Written problem:
Go through the lines below. Copy those with "this".
┌──
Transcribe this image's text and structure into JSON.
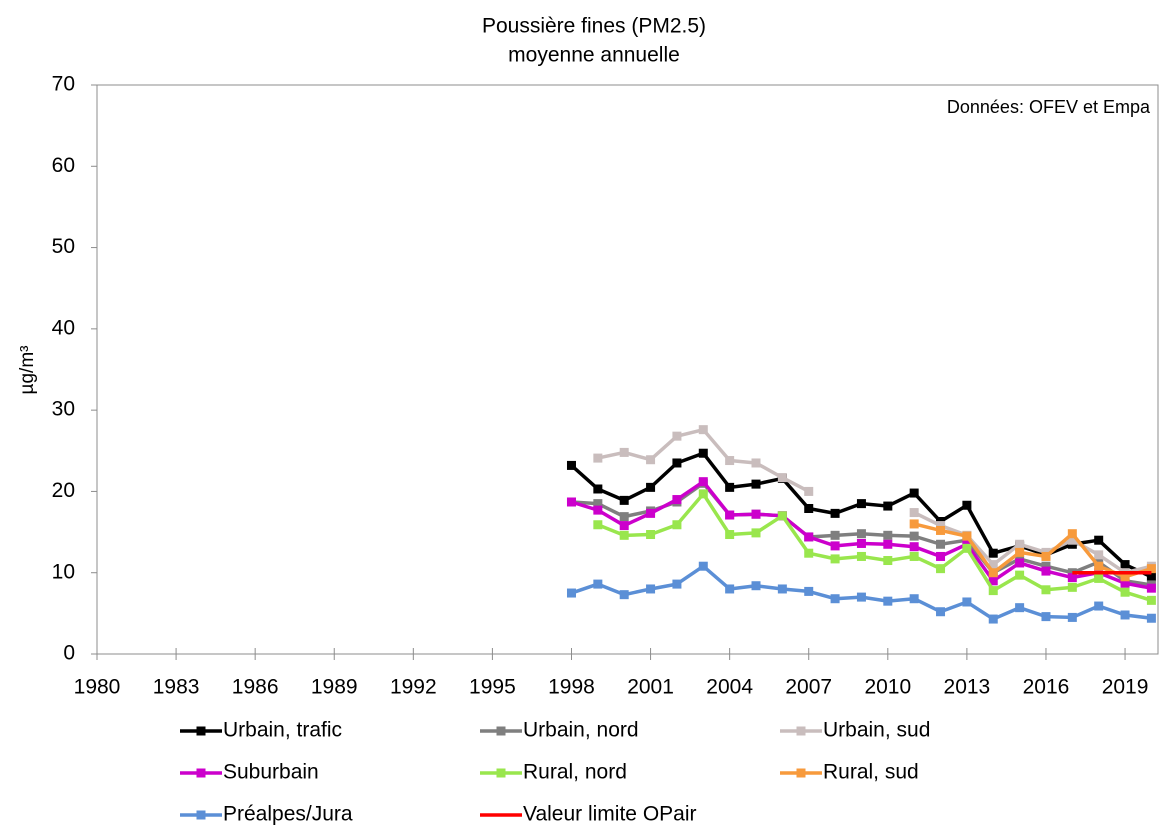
{
  "chart_data": {
    "type": "line",
    "title": "Poussière fines (PM2.5)",
    "subtitle": "moyenne annuelle",
    "y_label": "µg/m³",
    "annotation": "Données: OFEV et Empa",
    "x": [
      1998,
      1999,
      2000,
      2001,
      2002,
      2003,
      2004,
      2005,
      2006,
      2007,
      2008,
      2009,
      2010,
      2011,
      2012,
      2013,
      2014,
      2015,
      2016,
      2017,
      2018,
      2019,
      2020
    ],
    "xlim": [
      1980,
      2020.25
    ],
    "xticks": [
      1980,
      1983,
      1986,
      1989,
      1992,
      1995,
      1998,
      2001,
      2004,
      2007,
      2010,
      2013,
      2016,
      2019
    ],
    "ylim": [
      0,
      70
    ],
    "yticks": [
      0,
      10,
      20,
      30,
      40,
      50,
      60,
      70
    ],
    "series": [
      {
        "name": "Urbain, trafic",
        "color": "#000000",
        "marker": "square",
        "values": [
          23.2,
          20.3,
          18.9,
          20.5,
          23.5,
          24.7,
          20.5,
          20.9,
          21.6,
          17.9,
          17.3,
          18.5,
          18.2,
          19.8,
          16.3,
          18.3,
          12.4,
          13.3,
          12.2,
          13.5,
          14.0,
          11.0,
          9.5
        ]
      },
      {
        "name": "Urbain, nord",
        "color": "#7f7f7f",
        "marker": "square",
        "values": [
          18.7,
          18.5,
          16.9,
          17.6,
          18.7,
          21.0,
          17.1,
          17.2,
          17.0,
          14.4,
          14.6,
          14.8,
          14.6,
          14.5,
          13.5,
          14.0,
          10.0,
          11.7,
          10.8,
          10.0,
          11.3,
          9.0,
          8.5
        ]
      },
      {
        "name": "Urbain, sud",
        "color": "#c9bdbd",
        "marker": "square",
        "values": [
          null,
          24.1,
          24.8,
          23.9,
          26.8,
          27.6,
          23.8,
          23.5,
          21.7,
          20.0,
          null,
          null,
          null,
          17.4,
          15.8,
          14.6,
          11.0,
          13.5,
          12.5,
          14.0,
          12.2,
          10.0,
          10.8
        ]
      },
      {
        "name": "Suburbain",
        "color": "#cc00cc",
        "marker": "square",
        "values": [
          18.7,
          17.7,
          15.8,
          17.3,
          19.0,
          21.2,
          17.1,
          17.2,
          17.0,
          14.4,
          13.3,
          13.6,
          13.5,
          13.2,
          12.0,
          13.5,
          9.0,
          11.2,
          10.2,
          9.4,
          10.0,
          8.7,
          8.1
        ]
      },
      {
        "name": "Rural, nord",
        "color": "#99e64d",
        "marker": "square",
        "values": [
          null,
          15.9,
          14.6,
          14.7,
          15.9,
          19.7,
          14.7,
          14.9,
          17.0,
          12.4,
          11.7,
          12.0,
          11.5,
          12.0,
          10.5,
          13.0,
          7.8,
          9.7,
          7.9,
          8.2,
          9.3,
          7.6,
          6.6
        ]
      },
      {
        "name": "Rural, sud",
        "color": "#f79a3c",
        "marker": "square",
        "values": [
          null,
          null,
          null,
          null,
          null,
          null,
          null,
          null,
          null,
          null,
          null,
          null,
          null,
          16.0,
          15.2,
          14.5,
          10.0,
          12.5,
          12.0,
          14.8,
          10.8,
          9.5,
          10.5
        ]
      },
      {
        "name": "Préalpes/Jura",
        "color": "#5b8fd6",
        "marker": "square",
        "values": [
          7.5,
          8.6,
          7.3,
          8.0,
          8.6,
          10.8,
          8.0,
          8.4,
          8.0,
          7.7,
          6.8,
          7.0,
          6.5,
          6.8,
          5.2,
          6.4,
          4.3,
          5.7,
          4.6,
          4.5,
          5.9,
          4.8,
          4.4
        ]
      },
      {
        "name": "Valeur limite OPair",
        "color": "#ff0000",
        "marker": "none",
        "values": [
          null,
          null,
          null,
          null,
          null,
          null,
          null,
          null,
          null,
          null,
          null,
          null,
          null,
          null,
          null,
          null,
          null,
          null,
          null,
          10,
          10,
          10,
          10
        ]
      }
    ]
  }
}
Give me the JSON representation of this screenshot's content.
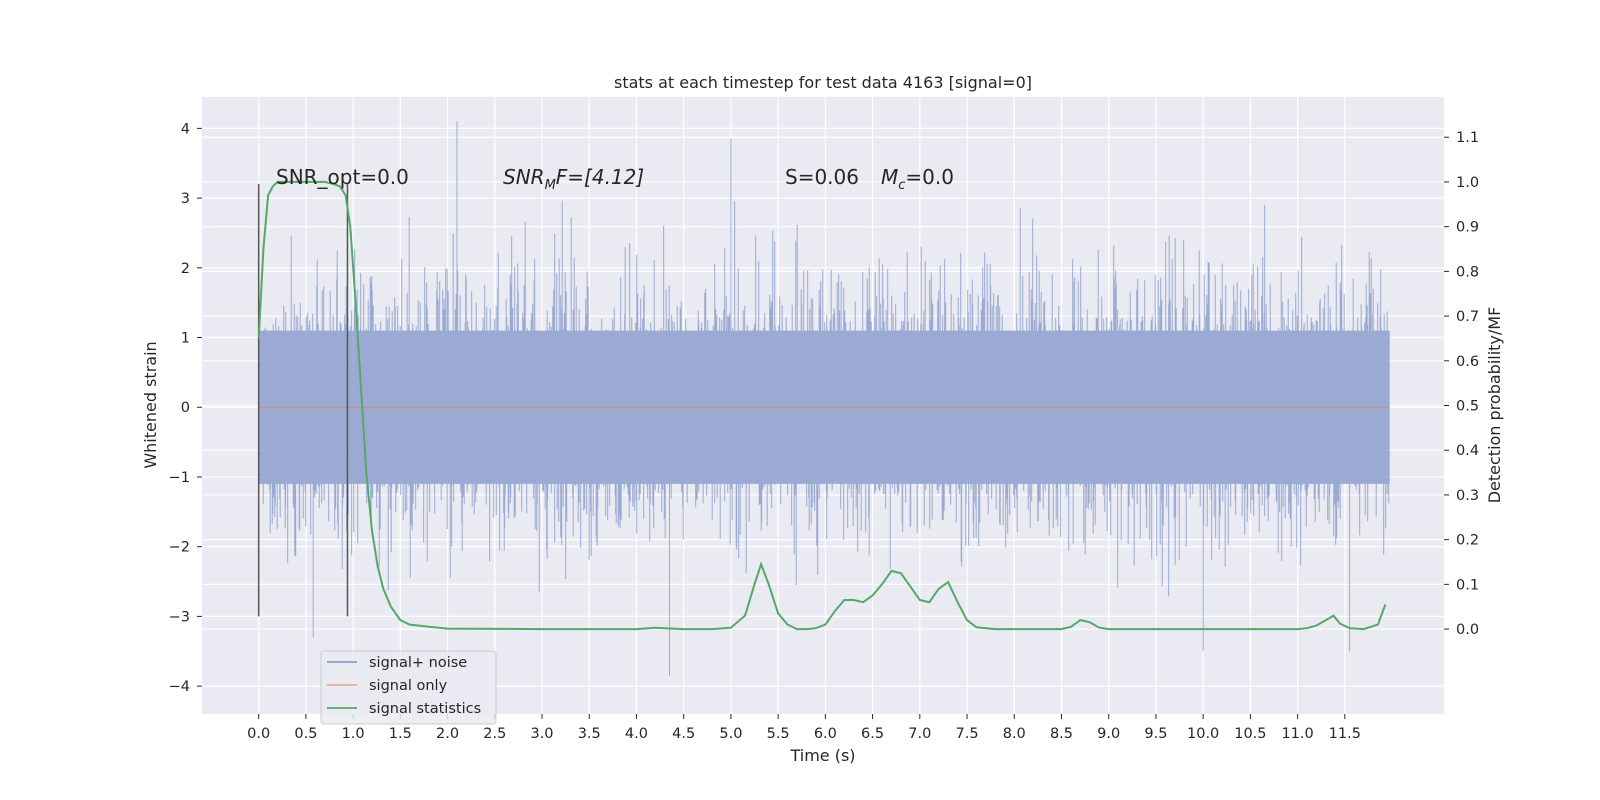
└──
Exercise result:
Transcribe this image's text and structure into JSON.
Give me the JSON representation of this screenshot's content.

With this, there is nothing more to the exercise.